* Begin *

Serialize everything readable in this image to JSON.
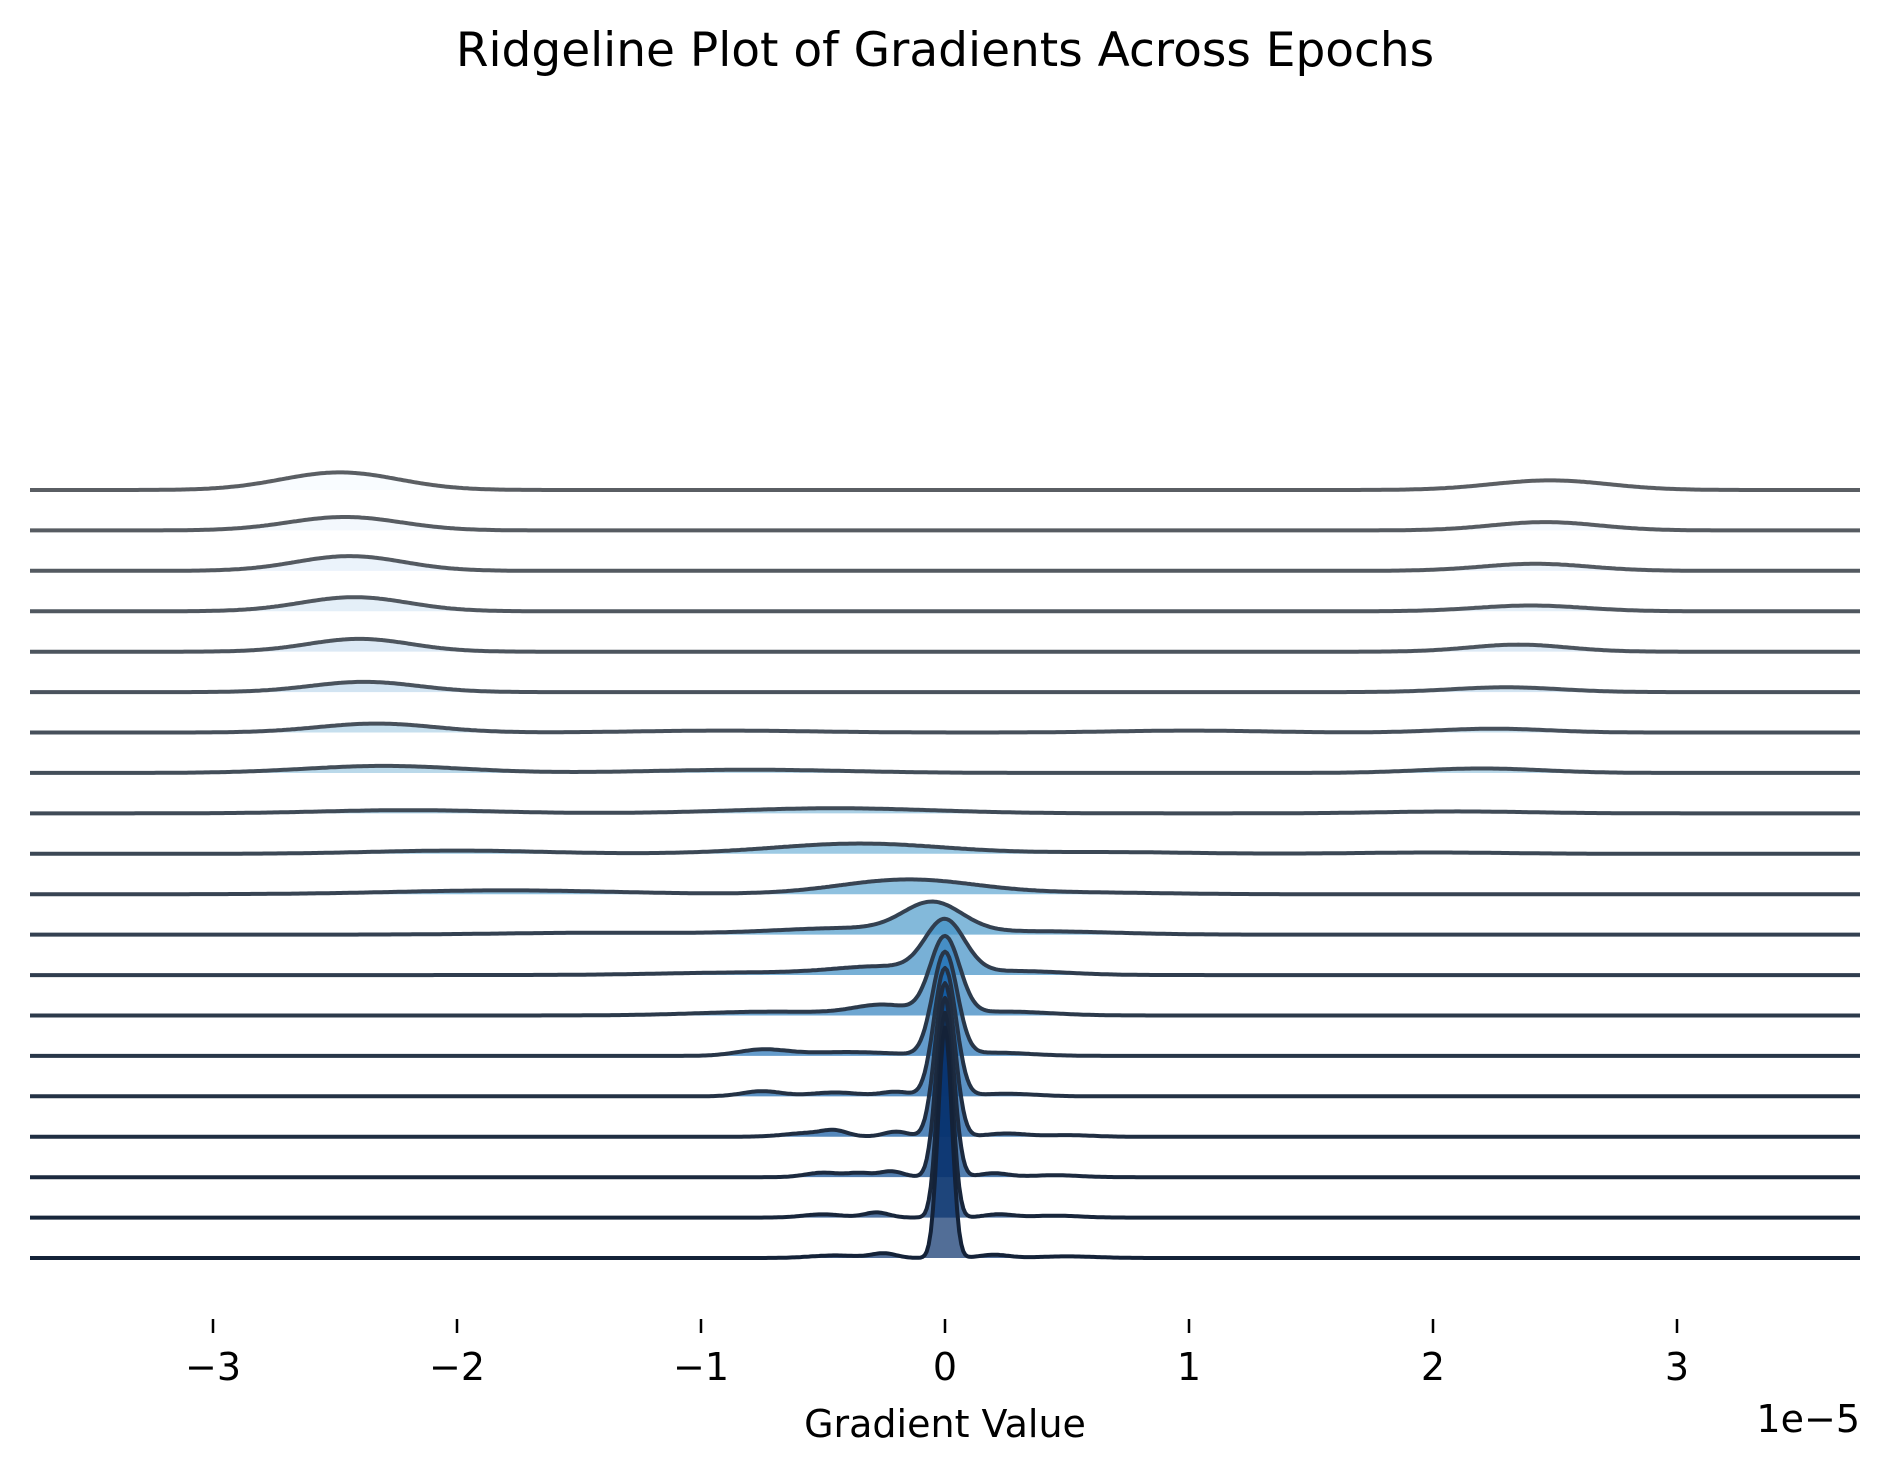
{
  "chart_data": {
    "type": "ridgeline",
    "title": "Ridgeline Plot of Gradients Across Epochs",
    "xlabel": "Gradient Value",
    "ylabel": "",
    "x_scale_offset": "1e−5",
    "xlim": [
      -3.75,
      3.75
    ],
    "x_ticks": [
      -3,
      -2,
      -1,
      0,
      1,
      2,
      3
    ],
    "x_tick_labels": [
      "−3",
      "−2",
      "−1",
      "0",
      "1",
      "2",
      "3"
    ],
    "grid": false,
    "legend": "none",
    "colormap": "Blues",
    "fill_colors": [
      "#f7fbff",
      "#eef5fc",
      "#e3eef9",
      "#d9e8f5",
      "#cde0f1",
      "#bfd8ed",
      "#aed1e7",
      "#9cc9e1",
      "#88bedc",
      "#73b3d8",
      "#60a7d2",
      "#4f9bcb",
      "#3e8ec4",
      "#3080bd",
      "#2272b6",
      "#1764ab",
      "#0d559f",
      "#08478d",
      "#083a7a",
      "#08306b"
    ],
    "line_colors": [
      "#5a5e63",
      "#575c62",
      "#545a61",
      "#515860",
      "#4d555e",
      "#4a535d",
      "#47505b",
      "#434e59",
      "#404b57",
      "#3c4855",
      "#384453",
      "#344151",
      "#303d4e",
      "#2c3a4b",
      "#283648",
      "#243245",
      "#202e42",
      "#1c2a3f",
      "#18263b",
      "#142238"
    ],
    "series_note": "20 ridges ordered top (first) to bottom (last); x in units of 1e-5",
    "series": [
      {
        "peaks": [
          [
            -2.48,
            0.55,
            0.24
          ],
          [
            2.48,
            0.3,
            0.24
          ]
        ]
      },
      {
        "peaks": [
          [
            -2.46,
            0.42,
            0.23
          ],
          [
            2.46,
            0.26,
            0.22
          ]
        ]
      },
      {
        "peaks": [
          [
            -2.44,
            0.46,
            0.22
          ],
          [
            2.42,
            0.22,
            0.22
          ]
        ]
      },
      {
        "peaks": [
          [
            -2.42,
            0.44,
            0.22
          ],
          [
            2.4,
            0.18,
            0.22
          ]
        ]
      },
      {
        "peaks": [
          [
            -2.4,
            0.4,
            0.21
          ],
          [
            2.35,
            0.22,
            0.2
          ]
        ]
      },
      {
        "peaks": [
          [
            -2.38,
            0.32,
            0.22
          ],
          [
            2.3,
            0.15,
            0.22
          ]
        ]
      },
      {
        "peaks": [
          [
            -2.33,
            0.28,
            0.24
          ],
          [
            -0.9,
            0.06,
            0.35
          ],
          [
            1.0,
            0.06,
            0.3
          ],
          [
            2.25,
            0.12,
            0.22
          ]
        ]
      },
      {
        "peaks": [
          [
            -2.3,
            0.22,
            0.32
          ],
          [
            -0.8,
            0.1,
            0.4
          ],
          [
            2.2,
            0.14,
            0.25
          ]
        ]
      },
      {
        "peaks": [
          [
            -2.2,
            0.1,
            0.35
          ],
          [
            -0.45,
            0.16,
            0.4
          ],
          [
            2.1,
            0.06,
            0.3
          ]
        ]
      },
      {
        "peaks": [
          [
            -2.0,
            0.1,
            0.35
          ],
          [
            -0.35,
            0.32,
            0.35
          ],
          [
            0.7,
            0.05,
            0.3
          ],
          [
            2.0,
            0.04,
            0.3
          ]
        ]
      },
      {
        "peaks": [
          [
            -1.8,
            0.12,
            0.45
          ],
          [
            -0.15,
            0.46,
            0.28
          ],
          [
            0.6,
            0.05,
            0.3
          ]
        ]
      },
      {
        "peaks": [
          [
            -1.4,
            0.06,
            0.4
          ],
          [
            -0.05,
            0.9,
            0.12
          ],
          [
            -0.4,
            0.2,
            0.3
          ],
          [
            0.4,
            0.1,
            0.3
          ]
        ]
      },
      {
        "peaks": [
          [
            -0.8,
            0.08,
            0.35
          ],
          [
            0.0,
            1.6,
            0.08
          ],
          [
            -0.25,
            0.25,
            0.2
          ],
          [
            0.3,
            0.12,
            0.2
          ]
        ]
      },
      {
        "peaks": [
          [
            -0.7,
            0.12,
            0.3
          ],
          [
            0.0,
            2.4,
            0.06
          ],
          [
            -0.25,
            0.3,
            0.12
          ],
          [
            0.25,
            0.12,
            0.18
          ]
        ]
      },
      {
        "peaks": [
          [
            -0.75,
            0.18,
            0.1
          ],
          [
            -0.4,
            0.12,
            0.2
          ],
          [
            0.0,
            3.2,
            0.05
          ],
          [
            0.2,
            0.1,
            0.15
          ]
        ]
      },
      {
        "peaks": [
          [
            -0.75,
            0.16,
            0.08
          ],
          [
            -0.45,
            0.12,
            0.1
          ],
          [
            -0.2,
            0.14,
            0.06
          ],
          [
            0.0,
            4.0,
            0.045
          ],
          [
            0.25,
            0.08,
            0.12
          ]
        ]
      },
      {
        "peaks": [
          [
            -0.55,
            0.12,
            0.1
          ],
          [
            -0.45,
            0.14,
            0.05
          ],
          [
            -0.2,
            0.16,
            0.05
          ],
          [
            0.0,
            4.8,
            0.04
          ],
          [
            0.25,
            0.1,
            0.08
          ],
          [
            0.5,
            0.05,
            0.1
          ]
        ]
      },
      {
        "peaks": [
          [
            -0.5,
            0.14,
            0.07
          ],
          [
            -0.35,
            0.12,
            0.05
          ],
          [
            -0.22,
            0.18,
            0.05
          ],
          [
            0.0,
            5.6,
            0.035
          ],
          [
            0.2,
            0.12,
            0.06
          ],
          [
            0.45,
            0.06,
            0.1
          ]
        ]
      },
      {
        "peaks": [
          [
            -0.5,
            0.1,
            0.08
          ],
          [
            -0.28,
            0.16,
            0.05
          ],
          [
            0.0,
            6.4,
            0.03
          ],
          [
            0.22,
            0.1,
            0.06
          ],
          [
            0.45,
            0.06,
            0.1
          ]
        ]
      },
      {
        "peaks": [
          [
            -0.45,
            0.08,
            0.1
          ],
          [
            -0.25,
            0.14,
            0.05
          ],
          [
            0.0,
            7.2,
            0.028
          ],
          [
            0.2,
            0.1,
            0.06
          ],
          [
            0.5,
            0.05,
            0.12
          ]
        ]
      }
    ]
  }
}
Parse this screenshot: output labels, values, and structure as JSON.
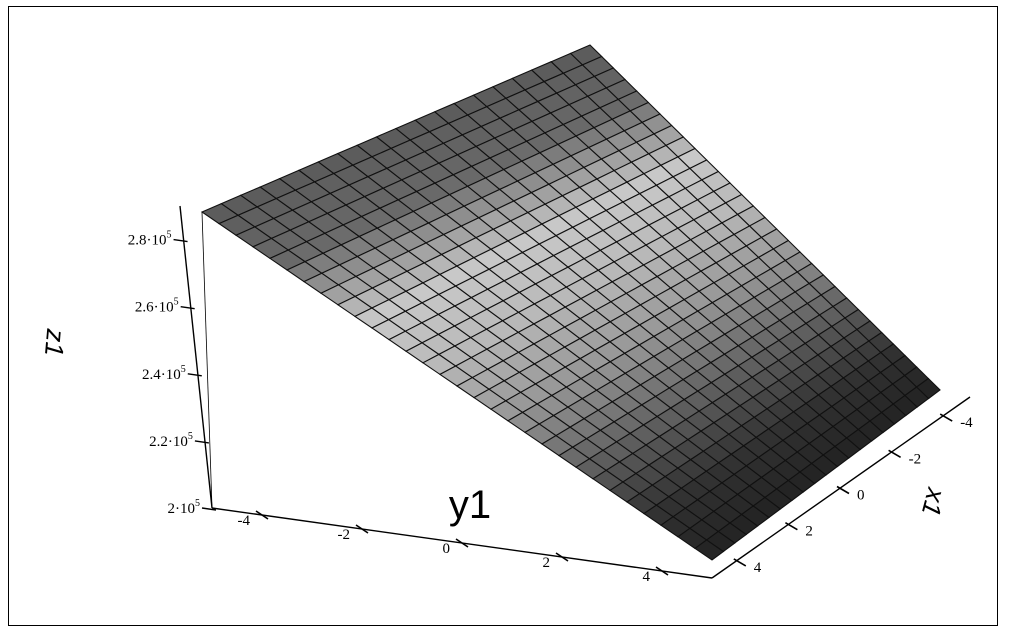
{
  "chart_data": {
    "type": "surface",
    "title": "",
    "xlabel": "x1",
    "ylabel": "y1",
    "zlabel": "z1",
    "x_range": [
      -5,
      5
    ],
    "y_range": [
      -5,
      5
    ],
    "z_range": [
      200000,
      290000
    ],
    "x_ticks": [
      "-4",
      "-2",
      "0",
      "2",
      "4"
    ],
    "y_ticks": [
      "-4",
      "-2",
      "0",
      "2",
      "4"
    ],
    "z_ticks": [
      {
        "base": "2·10",
        "exp": "5"
      },
      {
        "base": "2.2·10",
        "exp": "5"
      },
      {
        "base": "2.4·10",
        "exp": "5"
      },
      {
        "base": "2.6·10",
        "exp": "5"
      },
      {
        "base": "2.8·10",
        "exp": "5"
      }
    ],
    "surface_z_corners": {
      "x_-5_y_-5": 290000,
      "x_5_y_-5": 290000,
      "x_-5_y_5": 200000,
      "x_5_y_5": 200000
    },
    "colormap": "grayscale",
    "grid": true
  }
}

* End *

-- Problem description --
Starting with the line that contains "Parse this screenshot: output", reproduce every line down to the end of the listing above, both endpoints included. Pictures stay out.

-- Written solution --
Parse this screenshot: output labels, values, and structure as JSON.
{
  "chart_data": {
    "type": "surface",
    "title": "",
    "xlabel": "x1",
    "ylabel": "y1",
    "zlabel": "z1",
    "x_range": [
      -5,
      5
    ],
    "y_range": [
      -5,
      5
    ],
    "z_range": [
      200000,
      290000
    ],
    "x_ticks": [
      "-4",
      "-2",
      "0",
      "2",
      "4"
    ],
    "y_ticks": [
      "-4",
      "-2",
      "0",
      "2",
      "4"
    ],
    "z_ticks": [
      {
        "base": "2·10",
        "exp": "5"
      },
      {
        "base": "2.2·10",
        "exp": "5"
      },
      {
        "base": "2.4·10",
        "exp": "5"
      },
      {
        "base": "2.6·10",
        "exp": "5"
      },
      {
        "base": "2.8·10",
        "exp": "5"
      }
    ],
    "surface_z_corners": {
      "x_-5_y_-5": 290000,
      "x_5_y_-5": 290000,
      "x_-5_y_5": 200000,
      "x_5_y_5": 200000
    },
    "colormap": "grayscale",
    "grid": true
  }
}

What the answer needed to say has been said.